▶ Data provided:
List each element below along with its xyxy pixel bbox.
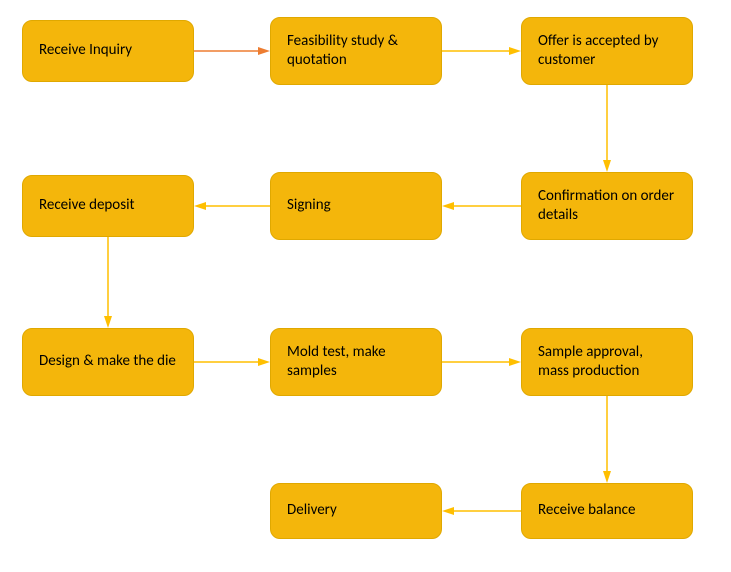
flow-node-n1: Receive Inquiry <box>22 20 194 82</box>
flow-node-n2: Feasibility study & quotation <box>270 17 442 85</box>
flow-node-n10: Receive balance <box>521 483 693 539</box>
flow-node-n6: Receive deposit <box>22 175 194 237</box>
flow-node-n5: Signing <box>270 172 442 240</box>
flow-node-n8: Mold test, make samples <box>270 328 442 396</box>
flow-node-n11: Delivery <box>270 483 442 539</box>
flow-node-n3: Offer is accepted by customer <box>521 17 693 85</box>
flow-node-n9: Sample approval, mass production <box>521 328 693 396</box>
flow-node-n7: Design & make the die <box>22 328 194 396</box>
flow-node-n4: Confirmation on order details <box>521 172 693 240</box>
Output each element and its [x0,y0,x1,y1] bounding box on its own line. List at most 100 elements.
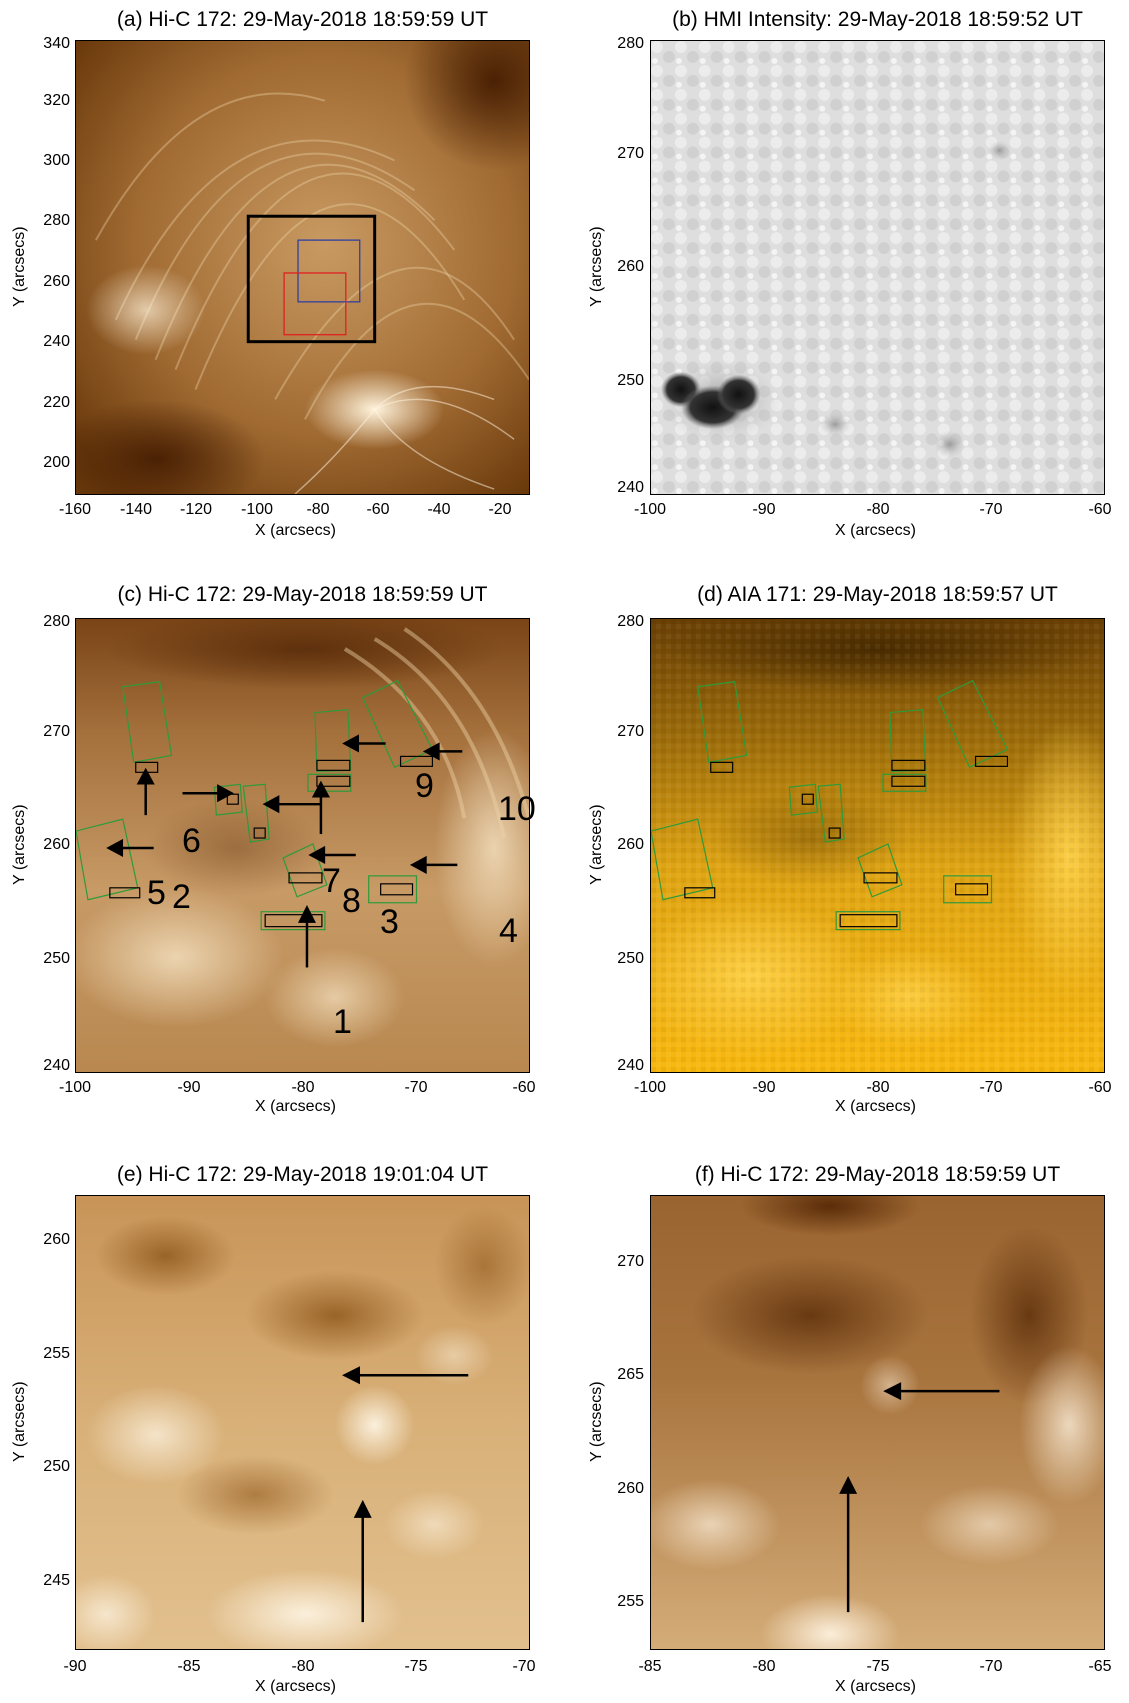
panel-a-ytick: 300 [43,152,70,169]
panel-a-xtick: -160 [58,501,92,518]
panel-c-xtick: -70 [404,1079,428,1096]
panel-e-ytick: 260 [43,1231,70,1248]
panel-c-xtick: -100 [58,1079,92,1096]
panel-d-xtick: -80 [866,1079,890,1096]
panel-f-xtick: -85 [638,1658,662,1675]
panel-b-ytick: 240 [617,479,644,496]
panel-d-xtick: -100 [633,1079,667,1096]
panel-e-xtick: -85 [177,1658,201,1675]
panel-a-xtick: -140 [119,501,153,518]
label-4: 4 [499,912,518,950]
label-8: 8 [342,882,361,920]
panel-d-title: (d) AIA 171: 29-May-2018 18:59:57 UT [697,583,1058,606]
panel-e-xtick: -90 [63,1658,87,1675]
panel-b-ytick: 260 [617,258,644,275]
panel-d-ytick: 280 [617,613,644,630]
panel-b-xtick: -80 [866,501,890,518]
panel-d-xtick: -90 [752,1079,776,1096]
overview-box-red [283,272,347,336]
panel-a-ytick: 280 [43,212,70,229]
panel-a-ylabel: Y (arcsecs) [11,226,28,307]
panel-b-xtick: -70 [979,501,1003,518]
panel-c-image [75,618,530,1073]
panel-d-xtick: -60 [1088,1079,1112,1096]
panel-f-ylabel: Y (arcsecs) [588,1381,605,1462]
panel-c-ylabel: Y (arcsecs) [11,804,28,885]
panel-d-xlabel: X (arcsecs) [835,1098,916,1115]
panel-a-xtick: -20 [488,501,512,518]
panel-f-ytick: 255 [617,1593,644,1610]
label-9: 9 [415,767,434,805]
panel-a-ytick: 220 [43,394,70,411]
panel-f-image [650,1195,1105,1650]
panel-b-xtick: -60 [1088,501,1112,518]
panel-e-ytick: 245 [43,1572,70,1589]
panel-b-image [650,40,1105,495]
panel-b-ylabel: Y (arcsecs) [588,226,605,307]
panel-b-ytick: 250 [617,372,644,389]
panel-d-xtick: -70 [979,1079,1003,1096]
panel-d-ytick: 240 [617,1057,644,1074]
panel-e-ytick: 255 [43,1345,70,1362]
panel-c-ytick: 240 [43,1057,70,1074]
label-5: 5 [147,874,166,912]
panel-c-xtick: -90 [177,1079,201,1096]
panel-f-ytick: 270 [617,1253,644,1270]
panel-c-ytick: 250 [43,950,70,967]
panel-f-xtick: -75 [866,1658,890,1675]
panel-a-ytick: 340 [43,35,70,52]
panel-e-ylabel: Y (arcsecs) [11,1381,28,1462]
panel-d-ytick: 250 [617,950,644,967]
panel-a-ytick: 320 [43,92,70,109]
panel-a-xtick: -80 [306,501,330,518]
label-1: 1 [333,1003,352,1041]
panel-f-xlabel: X (arcsecs) [835,1678,916,1695]
panel-e-xtick: -70 [512,1658,536,1675]
panel-a-xtick: -100 [240,501,274,518]
label-2: 2 [172,878,191,916]
overview-box-black [246,214,377,344]
panel-b-ytick: 280 [617,35,644,52]
panel-d-ylabel: Y (arcsecs) [588,804,605,885]
panel-a-title: (a) Hi-C 172: 29-May-2018 18:59:59 UT [116,8,489,31]
panel-e-xtick: -80 [291,1658,315,1675]
panel-b-xlabel: X (arcsecs) [835,522,916,539]
label-6: 6 [182,822,201,860]
panel-d-image [650,618,1105,1073]
panel-a-ytick: 240 [43,333,70,350]
panel-c-ytick: 260 [43,836,70,853]
panel-a-image [75,40,530,495]
label-3: 3 [380,903,399,941]
panel-d-ytick: 270 [617,723,644,740]
panel-f-xtick: -65 [1088,1658,1112,1675]
panel-c-xtick: -60 [512,1079,536,1096]
panel-b-ytick: 270 [617,145,644,162]
panel-e-ytick: 250 [43,1458,70,1475]
panel-f-ytick: 260 [617,1480,644,1497]
panel-c-xtick: -80 [291,1079,315,1096]
panel-a-ytick: 200 [43,454,70,471]
panel-a-ytick: 260 [43,273,70,290]
panel-c-xlabel: X (arcsecs) [255,1098,336,1115]
panel-c-title: (c) Hi-C 172: 29-May-2018 18:59:59 UT [117,583,488,606]
panel-b-xtick: -90 [752,501,776,518]
panel-f-ytick: 265 [617,1366,644,1383]
panel-a-xlabel: X (arcsecs) [255,522,336,539]
panel-b-xtick: -100 [633,501,667,518]
panel-c-ytick: 280 [43,613,70,630]
panel-b-title: (b) HMI Intensity: 29-May-2018 18:59:52 … [672,8,1083,31]
panel-f-title: (f) Hi-C 172: 29-May-2018 18:59:59 UT [694,1163,1061,1186]
overview-box-blue [297,239,361,303]
panel-f-xtick: -80 [752,1658,776,1675]
panel-f-xtick: -70 [979,1658,1003,1675]
panel-e-image [75,1195,530,1650]
panel-e-title: (e) Hi-C 172: 29-May-2018 19:01:04 UT [116,1163,489,1186]
label-10: 10 [498,790,536,828]
panel-d-ytick: 260 [617,836,644,853]
panel-e-xlabel: X (arcsecs) [255,1678,336,1695]
panel-c-ytick: 270 [43,723,70,740]
label-7: 7 [322,862,341,900]
panel-a-xtick: -40 [427,501,451,518]
panel-a-xtick: -60 [366,501,390,518]
panel-e-xtick: -75 [404,1658,428,1675]
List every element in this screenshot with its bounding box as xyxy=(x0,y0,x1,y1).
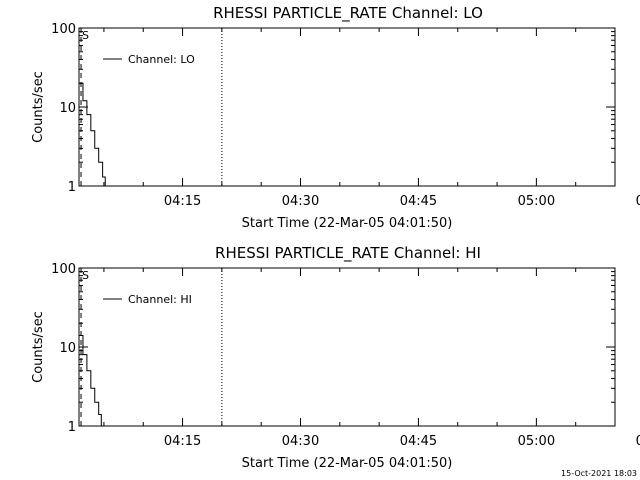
legend: Channel: HI xyxy=(103,293,192,306)
panel-lo: RHESSI PARTICLE_RATE Channel: LO Start T… xyxy=(31,4,640,231)
x-tick-label: 04:45 xyxy=(400,434,437,449)
x-tick-label: 05:15 xyxy=(636,194,640,209)
legend-label: Channel: HI xyxy=(128,293,192,306)
y-tick-label: 100 xyxy=(51,22,76,37)
x-axis-label: Start Time (22-Mar-05 04:01:50) xyxy=(242,456,453,471)
time-markers: SE xyxy=(80,28,223,186)
y-tick-label: 100 xyxy=(51,262,76,277)
y-tick-label: 10 xyxy=(59,101,76,116)
time-marker-label: S xyxy=(82,269,89,282)
x-tick-label: 04:45 xyxy=(400,194,437,209)
plot-frame xyxy=(78,267,616,427)
series-group xyxy=(79,82,108,187)
legend-label: Channel: LO xyxy=(128,53,195,66)
plot-frame xyxy=(78,27,616,187)
legend: Channel: LO xyxy=(103,53,195,66)
x-tick-label: 05:00 xyxy=(518,194,555,209)
y-axis-label: Counts/sec xyxy=(31,71,46,143)
x-tick-label: 04:15 xyxy=(164,194,201,209)
x-tick-label: 05:15 xyxy=(636,434,640,449)
x-axis-label: Start Time (22-Mar-05 04:01:50) xyxy=(242,216,453,231)
y-tick-label: 1 xyxy=(68,420,76,435)
y-axis-label: Counts/sec xyxy=(31,311,46,383)
y-tick-label: 10 xyxy=(59,341,76,356)
time-marker-label: S xyxy=(82,29,89,42)
time-markers: SE xyxy=(80,268,223,426)
x-tick-label: 04:30 xyxy=(282,434,319,449)
x-tick-label: 04:30 xyxy=(282,194,319,209)
panel-hi: RHESSI PARTICLE_RATE Channel: HI Start T… xyxy=(31,244,640,471)
series-line xyxy=(79,334,102,426)
y-ticks: 1 10 100 xyxy=(51,22,615,195)
y-tick-label: 1 xyxy=(68,180,76,195)
panel-title: RHESSI PARTICLE_RATE Channel: LO xyxy=(213,4,483,23)
series-group xyxy=(79,334,102,426)
x-tick-label: 04:15 xyxy=(164,434,201,449)
y-ticks: 1 10 100 xyxy=(51,262,615,435)
x-tick-label: 05:00 xyxy=(518,434,555,449)
generation-timestamp: 15-Oct-2021 18:03 xyxy=(561,469,637,478)
panel-title: RHESSI PARTICLE_RATE Channel: HI xyxy=(215,244,481,263)
series-line xyxy=(79,82,108,187)
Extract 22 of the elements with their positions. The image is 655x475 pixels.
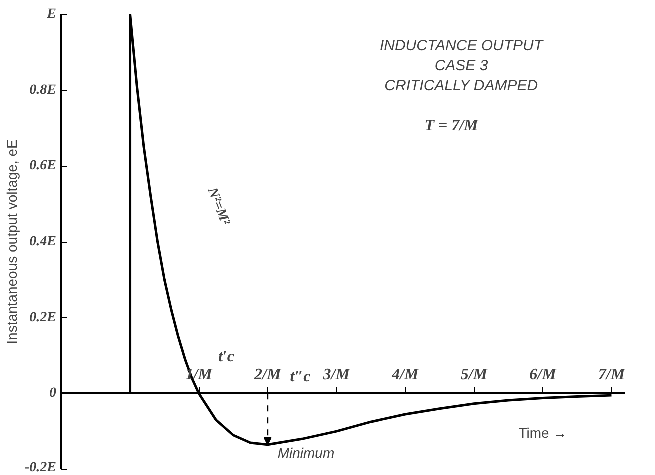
y-tick-label: 0.4E	[30, 234, 57, 250]
y-tick-label: 0.6E	[30, 158, 57, 174]
y-tick-label: 0.2E	[30, 310, 57, 326]
text: CASE 3 CRITICALLY DAMPED	[384, 58, 538, 94]
x-axis-title: Time →	[518, 425, 568, 442]
y-tick-label: 0	[50, 386, 56, 402]
annotation: t″c	[290, 368, 311, 386]
x-tick-label: 4/M	[391, 366, 420, 384]
y-tick-label: -0.2E	[25, 460, 56, 475]
x-tick-label: 3/M	[322, 366, 351, 384]
annotation: N²=M²	[204, 184, 233, 228]
y-tick-label: 0.8E	[30, 82, 57, 98]
x-tick-label: 2/M	[254, 366, 282, 384]
x-tick-label: 6/M	[530, 366, 558, 384]
x-tick-label: 5/M	[460, 366, 488, 384]
annotation: t′c	[218, 348, 235, 366]
x-tick-label: 7/M	[598, 366, 626, 384]
text: INDUCTANCE OUTPUT	[380, 38, 545, 54]
y-tick-label: E	[46, 7, 57, 22]
y-axis-title: Instantaneous output voltage, eE	[4, 140, 20, 344]
annotation: Minimum	[278, 444, 335, 461]
annotation: T = 7/M	[424, 118, 480, 134]
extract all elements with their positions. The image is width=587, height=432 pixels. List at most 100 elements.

▶ Task:
In the listing above, take the part that opens with the line containing "234, 57, 250]" and closes with the line containing "366, 558, 384]". Render those lines as a JSON list of strings, one string per line, and leave out any blank lines.

▶ The reply:
[
  "y-tick-label: 0.4E\t[30, 234, 57, 250]",
  "y-tick-label: 0.6E\t[30, 158, 57, 174]",
  "y-tick-label: 0.2E\t[30, 310, 57, 326]",
  "text: CASE 3 CRITICALLY DAMPED\t[384, 58, 538, 94]",
  "x-axis-title: Time →\t[518, 425, 568, 442]",
  "y-tick-label: 0\t[50, 386, 56, 402]",
  "annotation: t″c\t[290, 368, 311, 386]",
  "x-tick-label: 4/M\t[391, 366, 420, 384]",
  "y-tick-label: -0.2E\t[25, 460, 56, 475]",
  "x-tick-label: 3/M\t[322, 366, 351, 384]",
  "annotation: N²=M²\t[204, 184, 233, 228]",
  "y-tick-label: 0.8E\t[30, 82, 57, 98]",
  "x-tick-label: 2/M\t[254, 366, 282, 384]",
  "x-tick-label: 6/M\t[530, 366, 558, 384]"
]